▸ Your task
Single out each line with the word "égales" and copy it.

[Collected data]
****************
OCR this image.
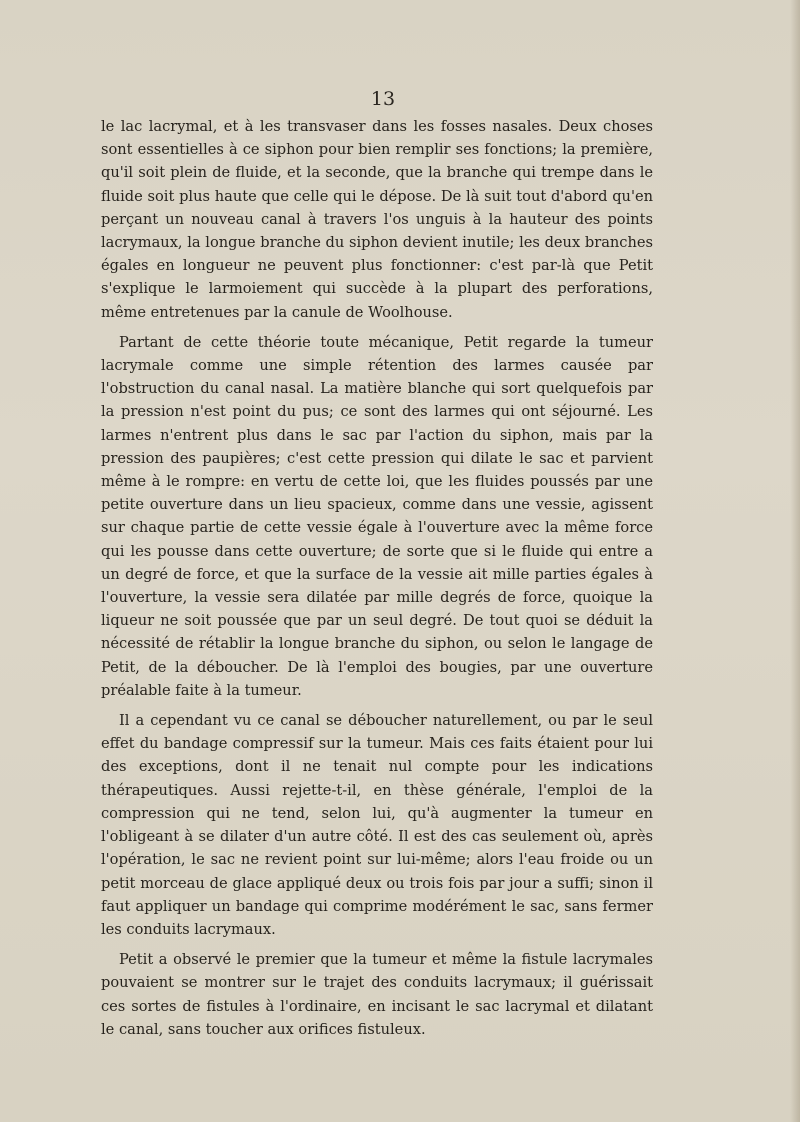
13

le lac lacrymal, et à les transvaser dans les fosses nasales. Deux choses sont essentielles à ce siphon pour bien remplir ses fonctions; la première, qu'il soit plein de fluide, et la seconde, que la branche qui trempe dans le fluide soit plus haute que celle qui le dépose. De là suit tout d'abord qu'en perçant un nouveau canal à travers l'os unguis à la hauteur des points lacrymaux, la longue branche du siphon devient inutile; les deux branches égales en longueur ne peuvent plus fonctionner: c'est par-là que Petit s'explique le larmoiement qui succède à la plupart des perforations, même entretenues par la canule de Woolhouse.

Partant de cette théorie toute mécanique, Petit regarde la tumeur lacrymale comme une simple rétention des larmes causée par l'obstruction du canal nasal. La matière blanche qui sort quelquefois par la pression n'est point du pus; ce sont des larmes qui ont séjourné. Les larmes n'entrent plus dans le sac par l'action du siphon, mais par la pression des paupières; c'est cette pression qui dilate le sac et parvient même à le rompre: en vertu de cette loi, que les fluides poussés par une petite ouverture dans un lieu spacieux, comme dans une vessie, agissent sur chaque partie de cette vessie égale à l'ouverture avec la même force qui les pousse dans cette ouverture; de sorte que si le fluide qui entre a un degré de force, et que la surface de la vessie ait mille parties égales à l'ouverture, la vessie sera dilatée par mille degrés de force, quoique la liqueur ne soit poussée que par un seul degré. De tout quoi se déduit la nécessité de rétablir la longue branche du siphon, ou selon le langage de Petit, de la déboucher. De là l'emploi des bougies, par une ouverture préalable faite à la tumeur.

Il a cependant vu ce canal se déboucher naturellement, ou par le seul effet du bandage compressif sur la tumeur. Mais ces faits étaient pour lui des exceptions, dont il ne tenait nul compte pour les indications thérapeutiques. Aussi rejette-t-il, en thèse générale, l'emploi de la compression qui ne tend, selon lui, qu'à augmenter la tumeur en l'obligeant à se dilater d'un autre côté. Il est des cas seulement où, après l'opération, le sac ne revient point sur lui-même; alors l'eau froide ou un petit morceau de glace appliqué deux ou trois fois par jour a suffi; sinon il faut appliquer un bandage qui comprime modérément le sac, sans fermer les conduits lacrymaux.

Petit a observé le premier que la tumeur et même la fistule lacrymales pouvaient se montrer sur le trajet des conduits lacrymaux; il guérissait ces sortes de fistules à l'ordinaire, en incisant le sac lacrymal et dilatant le canal, sans toucher aux orifices fistuleux.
****************
▸ Task output
le lac lacrymal, et à les transvaser dans les fosses nasales. Deux choses sont essentielles à ce siphon pour bien remplir ses fonctions; la première, qu'il soit plein de fluide, et la seconde, que la branche qui trempe dans le fluide soit plus haute que celle qui le dépose. De là suit tout d'abord qu'en perçant un nouveau canal à travers l'os unguis à la hauteur des points lacrymaux, la longue branche du siphon devient inutile; les deux branches égales en longueur ne peuvent plus fonctionner: c'est par-là que Petit s'explique le larmoiement qui succède à la plupart des perforations, même entretenues par la canule de Woolhouse.
Partant de cette théorie toute mécanique, Petit regarde la tumeur lacrymale comme une simple rétention des larmes causée par l'obstruction du canal nasal. La matière blanche qui sort quelquefois par la pression n'est point du pus; ce sont des larmes qui ont séjourné. Les larmes n'entrent plus dans le sac par l'action du siphon, mais par la pression des paupières; c'est cette pression qui dilate le sac et parvient même à le rompre: en vertu de cette loi, que les fluides poussés par une petite ouverture dans un lieu spacieux, comme dans une vessie, agissent sur chaque partie de cette vessie égale à l'ouverture avec la même force qui les pousse dans cette ouverture; de sorte que si le fluide qui entre a un degré de force, et que la surface de la vessie ait mille parties égales à l'ouverture, la vessie sera dilatée par mille degrés de force, quoique la liqueur ne soit poussée que par un seul degré. De tout quoi se déduit la nécessité de rétablir la longue branche du siphon, ou selon le langage de Petit, de la déboucher. De là l'emploi des bougies, par une ouverture préalable faite à la tumeur.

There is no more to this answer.